§ COMMENT PROCÉDER: Dans l'extrait sur le logement indécent, recopiez le passage qui commence à « 1. Logement indécent » et s'arrête à « les installations dangereuses. », en remplaçant « chaudière » par « plomberie ».

§ EXTRAIT À LIRE:
⟨

J’ai défendu une famille avec trois enfants devant la Cour d’appel de Paris. Leur logement social était insalubre : humidité, moisissures, pas de ventilation, douche et volets hors d’usage. Beaucoup de locataires subissent ce quotidien sans se plaindre.
1. Logement indécent ≠ logement inhabitable
La Cour de cassation, dans un arrêt du 13 mars 2025 (n°22-23.406), rappelle que seule l’inhabitabilité permet de suspendre le paiement du loyer. Les logements indécents mais habitables obligent le locataire à continuer à payer, même si la chaudière est défectueuse ou les installations dangereuses.
2. Suspendre le loyer comporte des risques
Refuser de payer le loyer sans que le logement soit déclaré inhabitable expose à une procédure d’expulsion. Quand conditions de vie sont gravement dégradées, la loi reste stricte.
3. Un écart juridique problématique
La distinction entre indécence (réelle et documentée) et inhabitalité (très stricte) crée un angle mort dans la protection des locataires. Ce vide juridique favorise l’inertie de certains bailleurs, y compris publics, qui tardent à effectuer les travaux nécessaires.
4. L’évolution du droit est nécessaire
Il est urgent que le droit évolue pour mieux protéger les locataires et responsabiliser les bailleurs. Vivre dans un logement décent ne devrait jamais être négociable.

⟩

§ LIGNES PRÉSENTÉES:
⟨

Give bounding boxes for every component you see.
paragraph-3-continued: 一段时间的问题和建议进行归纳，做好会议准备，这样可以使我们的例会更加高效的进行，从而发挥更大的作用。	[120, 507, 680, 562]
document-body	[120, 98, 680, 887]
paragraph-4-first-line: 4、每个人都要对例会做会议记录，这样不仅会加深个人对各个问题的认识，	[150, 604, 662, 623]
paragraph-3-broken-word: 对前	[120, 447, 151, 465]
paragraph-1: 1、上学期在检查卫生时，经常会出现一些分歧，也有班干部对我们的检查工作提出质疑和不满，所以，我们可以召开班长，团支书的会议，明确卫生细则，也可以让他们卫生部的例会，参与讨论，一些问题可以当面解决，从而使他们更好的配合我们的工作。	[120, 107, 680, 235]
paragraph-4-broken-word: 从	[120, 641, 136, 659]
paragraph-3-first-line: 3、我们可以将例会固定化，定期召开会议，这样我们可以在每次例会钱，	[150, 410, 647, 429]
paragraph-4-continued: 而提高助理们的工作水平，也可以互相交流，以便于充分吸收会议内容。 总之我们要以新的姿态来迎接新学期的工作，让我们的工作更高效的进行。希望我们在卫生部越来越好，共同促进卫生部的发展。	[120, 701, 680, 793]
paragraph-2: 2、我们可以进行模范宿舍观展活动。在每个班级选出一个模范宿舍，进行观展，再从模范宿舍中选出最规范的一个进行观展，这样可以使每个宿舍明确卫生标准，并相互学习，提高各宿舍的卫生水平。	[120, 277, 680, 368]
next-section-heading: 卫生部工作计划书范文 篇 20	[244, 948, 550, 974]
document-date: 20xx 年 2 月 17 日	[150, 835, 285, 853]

⟩

§ SOLUTION PROPOSÉE:
1. Logement indécent ≠ logement inhabitable
La Cour de cassation, dans un arrêt du 13 mars 2025 (n°22-23.406), rappelle que seule l’inhabitabilité permet de suspendre le paiement du loyer. Les logements indécents mais habitables obligent le locataire à continuer à payer, même si la plomberie est défectueuse ou les installations dangereuses.